Aim of the task:
Quote each record exactly, please, leaving none out.
══════
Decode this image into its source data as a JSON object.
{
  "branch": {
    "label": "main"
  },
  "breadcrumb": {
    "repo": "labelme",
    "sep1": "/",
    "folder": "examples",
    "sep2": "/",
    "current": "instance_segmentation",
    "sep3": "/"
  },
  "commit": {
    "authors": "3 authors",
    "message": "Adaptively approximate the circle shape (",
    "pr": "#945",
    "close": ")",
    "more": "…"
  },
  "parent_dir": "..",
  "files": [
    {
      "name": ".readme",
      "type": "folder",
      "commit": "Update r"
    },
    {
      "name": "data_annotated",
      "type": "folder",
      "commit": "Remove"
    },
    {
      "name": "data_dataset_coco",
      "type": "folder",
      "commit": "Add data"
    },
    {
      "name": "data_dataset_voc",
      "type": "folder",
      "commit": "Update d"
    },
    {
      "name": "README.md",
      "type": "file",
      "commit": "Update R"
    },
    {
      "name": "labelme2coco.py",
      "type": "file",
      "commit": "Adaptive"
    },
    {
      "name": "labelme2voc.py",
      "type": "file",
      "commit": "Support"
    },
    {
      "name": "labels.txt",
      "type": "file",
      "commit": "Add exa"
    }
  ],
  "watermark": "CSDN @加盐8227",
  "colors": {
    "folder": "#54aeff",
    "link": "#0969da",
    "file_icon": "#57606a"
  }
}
══════
Task response:
Decode this image into its source data as a JSON object.
{
  "branch": {
    "label": "main"
  },
  "breadcrumb": {
    "repo": "labelme",
    "sep1": "/",
    "folder": "examples",
    "sep2": "/",
    "current": "instance_segmentation",
    "sep3": "/"
  },
  "commit": {
    "authors": "3 authors",
    "message": "Adaptively approximate the circle shape (",
    "pr": "#945",
    "close": ")",
    "more": "…"
  },
  "parent_dir": "..",
  "files": [
    {
      "name": ".readme",
      "type": "folder",
      "commit": "Update r"
    },
    {
      "name": "data_annotated",
      "type": "folder",
      "commit": "Remove"
    },
    {
      "name": "data_dataset_coco",
      "type": "folder",
      "commit": "Add data"
    },
    {
      "name": "data_dataset_voc",
      "type": "folder",
      "commit": "Update d"
    },
    {
      "name": "README.md",
      "type": "file",
      "commit": "Update R"
    },
    {
      "name": "labelme2coco.py",
      "type": "file",
      "commit": "Adaptive"
    },
    {
      "name": "labelme2voc.py",
      "type": "file",
      "commit": "Support"
    },
    {
      "name": "labels.txt",
      "type": "file",
      "commit": "Add exa"
    }
  ],
  "watermark": "CSDN @加盐8227",
  "colors": {
    "folder": "#54aeff",
    "link": "#0969da",
    "file_icon": "#57606a"
  }
}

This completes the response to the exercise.